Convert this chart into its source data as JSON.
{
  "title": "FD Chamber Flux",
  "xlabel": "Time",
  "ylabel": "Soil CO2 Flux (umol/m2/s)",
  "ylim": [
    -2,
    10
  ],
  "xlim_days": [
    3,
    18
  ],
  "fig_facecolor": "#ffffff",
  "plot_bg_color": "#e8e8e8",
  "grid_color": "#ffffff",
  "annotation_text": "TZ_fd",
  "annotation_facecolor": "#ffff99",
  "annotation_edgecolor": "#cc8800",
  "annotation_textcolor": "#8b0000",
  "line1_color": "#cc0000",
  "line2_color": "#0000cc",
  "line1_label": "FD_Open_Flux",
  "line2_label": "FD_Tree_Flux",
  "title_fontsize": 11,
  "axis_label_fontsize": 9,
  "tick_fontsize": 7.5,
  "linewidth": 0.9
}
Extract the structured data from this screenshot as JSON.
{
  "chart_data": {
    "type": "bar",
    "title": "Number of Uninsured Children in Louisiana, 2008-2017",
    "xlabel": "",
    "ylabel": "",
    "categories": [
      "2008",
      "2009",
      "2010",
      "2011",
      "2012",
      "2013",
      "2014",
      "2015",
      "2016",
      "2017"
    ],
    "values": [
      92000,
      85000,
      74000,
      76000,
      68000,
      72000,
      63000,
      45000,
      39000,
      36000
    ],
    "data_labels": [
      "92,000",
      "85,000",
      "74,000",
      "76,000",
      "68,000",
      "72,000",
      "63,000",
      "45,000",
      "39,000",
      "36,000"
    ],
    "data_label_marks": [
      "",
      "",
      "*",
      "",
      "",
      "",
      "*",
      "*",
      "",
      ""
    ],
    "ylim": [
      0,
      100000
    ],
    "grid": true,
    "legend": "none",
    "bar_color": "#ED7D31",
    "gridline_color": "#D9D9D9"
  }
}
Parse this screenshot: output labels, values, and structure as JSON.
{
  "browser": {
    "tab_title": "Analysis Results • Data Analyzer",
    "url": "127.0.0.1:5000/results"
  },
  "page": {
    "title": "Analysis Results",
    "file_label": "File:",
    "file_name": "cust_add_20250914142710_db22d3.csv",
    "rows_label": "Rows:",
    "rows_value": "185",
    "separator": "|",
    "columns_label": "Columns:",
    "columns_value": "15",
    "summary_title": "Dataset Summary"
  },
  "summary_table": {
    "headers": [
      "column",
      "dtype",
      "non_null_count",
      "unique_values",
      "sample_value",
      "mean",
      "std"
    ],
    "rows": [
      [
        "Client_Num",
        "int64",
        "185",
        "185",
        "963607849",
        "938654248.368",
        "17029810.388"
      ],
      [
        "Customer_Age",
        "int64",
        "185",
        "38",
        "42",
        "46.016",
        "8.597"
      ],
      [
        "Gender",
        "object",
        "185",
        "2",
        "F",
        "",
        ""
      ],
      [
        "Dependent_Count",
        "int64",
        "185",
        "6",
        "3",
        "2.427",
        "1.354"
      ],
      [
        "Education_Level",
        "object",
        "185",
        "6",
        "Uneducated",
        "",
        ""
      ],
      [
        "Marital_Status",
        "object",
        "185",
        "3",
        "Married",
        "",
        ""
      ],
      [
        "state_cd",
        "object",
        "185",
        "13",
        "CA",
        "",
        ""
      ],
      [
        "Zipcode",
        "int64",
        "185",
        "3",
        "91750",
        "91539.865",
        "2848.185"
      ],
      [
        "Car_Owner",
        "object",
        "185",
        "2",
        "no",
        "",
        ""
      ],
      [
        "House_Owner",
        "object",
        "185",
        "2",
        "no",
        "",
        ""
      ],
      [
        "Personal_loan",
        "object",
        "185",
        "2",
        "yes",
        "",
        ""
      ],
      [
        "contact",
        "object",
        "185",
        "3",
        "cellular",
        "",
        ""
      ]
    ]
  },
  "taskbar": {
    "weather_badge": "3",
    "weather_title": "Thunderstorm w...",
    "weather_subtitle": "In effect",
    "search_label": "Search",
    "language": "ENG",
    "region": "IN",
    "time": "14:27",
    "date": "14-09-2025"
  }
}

> **Work required**: Transcribe every entry verbatim.

> **Result for this task**:
Convert this chart into its source data as JSON.
{
  "title": "FD Chamber Flux",
  "xlabel": "Time",
  "ylabel": "Soil CO2 Flux (umol/m2/s)",
  "ylim": [
    -2,
    10
  ],
  "xlim_days": [
    3,
    18
  ],
  "fig_facecolor": "#ffffff",
  "plot_bg_color": "#e8e8e8",
  "grid_color": "#ffffff",
  "annotation_text": "TZ_fd",
  "annotation_facecolor": "#ffff99",
  "annotation_edgecolor": "#cc8800",
  "annotation_textcolor": "#8b0000",
  "line1_color": "#cc0000",
  "line2_color": "#0000cc",
  "line1_label": "FD_Open_Flux",
  "line2_label": "FD_Tree_Flux",
  "title_fontsize": 11,
  "axis_label_fontsize": 9,
  "tick_fontsize": 7.5,
  "linewidth": 0.9
}
Extract the structured data from this screenshot as JSON.
{
  "chart_data": {
    "type": "bar",
    "title": "Number of Uninsured Children in Louisiana, 2008-2017",
    "xlabel": "",
    "ylabel": "",
    "categories": [
      "2008",
      "2009",
      "2010",
      "2011",
      "2012",
      "2013",
      "2014",
      "2015",
      "2016",
      "2017"
    ],
    "values": [
      92000,
      85000,
      74000,
      76000,
      68000,
      72000,
      63000,
      45000,
      39000,
      36000
    ],
    "data_labels": [
      "92,000",
      "85,000",
      "74,000",
      "76,000",
      "68,000",
      "72,000",
      "63,000",
      "45,000",
      "39,000",
      "36,000"
    ],
    "data_label_marks": [
      "",
      "",
      "*",
      "",
      "",
      "",
      "*",
      "*",
      "",
      ""
    ],
    "ylim": [
      0,
      100000
    ],
    "grid": true,
    "legend": "none",
    "bar_color": "#ED7D31",
    "gridline_color": "#D9D9D9"
  }
}
Parse this screenshot: output labels, values, and structure as JSON.
{
  "browser": {
    "tab_title": "Analysis Results • Data Analyzer",
    "url": "127.0.0.1:5000/results"
  },
  "page": {
    "title": "Analysis Results",
    "file_label": "File:",
    "file_name": "cust_add_20250914142710_db22d3.csv",
    "rows_label": "Rows:",
    "rows_value": "185",
    "separator": "|",
    "columns_label": "Columns:",
    "columns_value": "15",
    "summary_title": "Dataset Summary"
  },
  "summary_table": {
    "headers": [
      "column",
      "dtype",
      "non_null_count",
      "unique_values",
      "sample_value",
      "mean",
      "std"
    ],
    "rows": [
      [
        "Client_Num",
        "int64",
        "185",
        "185",
        "963607849",
        "938654248.368",
        "17029810.388"
      ],
      [
        "Customer_Age",
        "int64",
        "185",
        "38",
        "42",
        "46.016",
        "8.597"
      ],
      [
        "Gender",
        "object",
        "185",
        "2",
        "F",
        "",
        ""
      ],
      [
        "Dependent_Count",
        "int64",
        "185",
        "6",
        "3",
        "2.427",
        "1.354"
      ],
      [
        "Education_Level",
        "object",
        "185",
        "6",
        "Uneducated",
        "",
        ""
      ],
      [
        "Marital_Status",
        "object",
        "185",
        "3",
        "Married",
        "",
        ""
      ],
      [
        "state_cd",
        "object",
        "185",
        "13",
        "CA",
        "",
        ""
      ],
      [
        "Zipcode",
        "int64",
        "185",
        "3",
        "91750",
        "91539.865",
        "2848.185"
      ],
      [
        "Car_Owner",
        "object",
        "185",
        "2",
        "no",
        "",
        ""
      ],
      [
        "House_Owner",
        "object",
        "185",
        "2",
        "no",
        "",
        ""
      ],
      [
        "Personal_loan",
        "object",
        "185",
        "2",
        "yes",
        "",
        ""
      ],
      [
        "contact",
        "object",
        "185",
        "3",
        "cellular",
        "",
        ""
      ]
    ]
  },
  "taskbar": {
    "weather_badge": "3",
    "weather_title": "Thunderstorm w...",
    "weather_subtitle": "In effect",
    "search_label": "Search",
    "language": "ENG",
    "region": "IN",
    "time": "14:27",
    "date": "14-09-2025"
  }
}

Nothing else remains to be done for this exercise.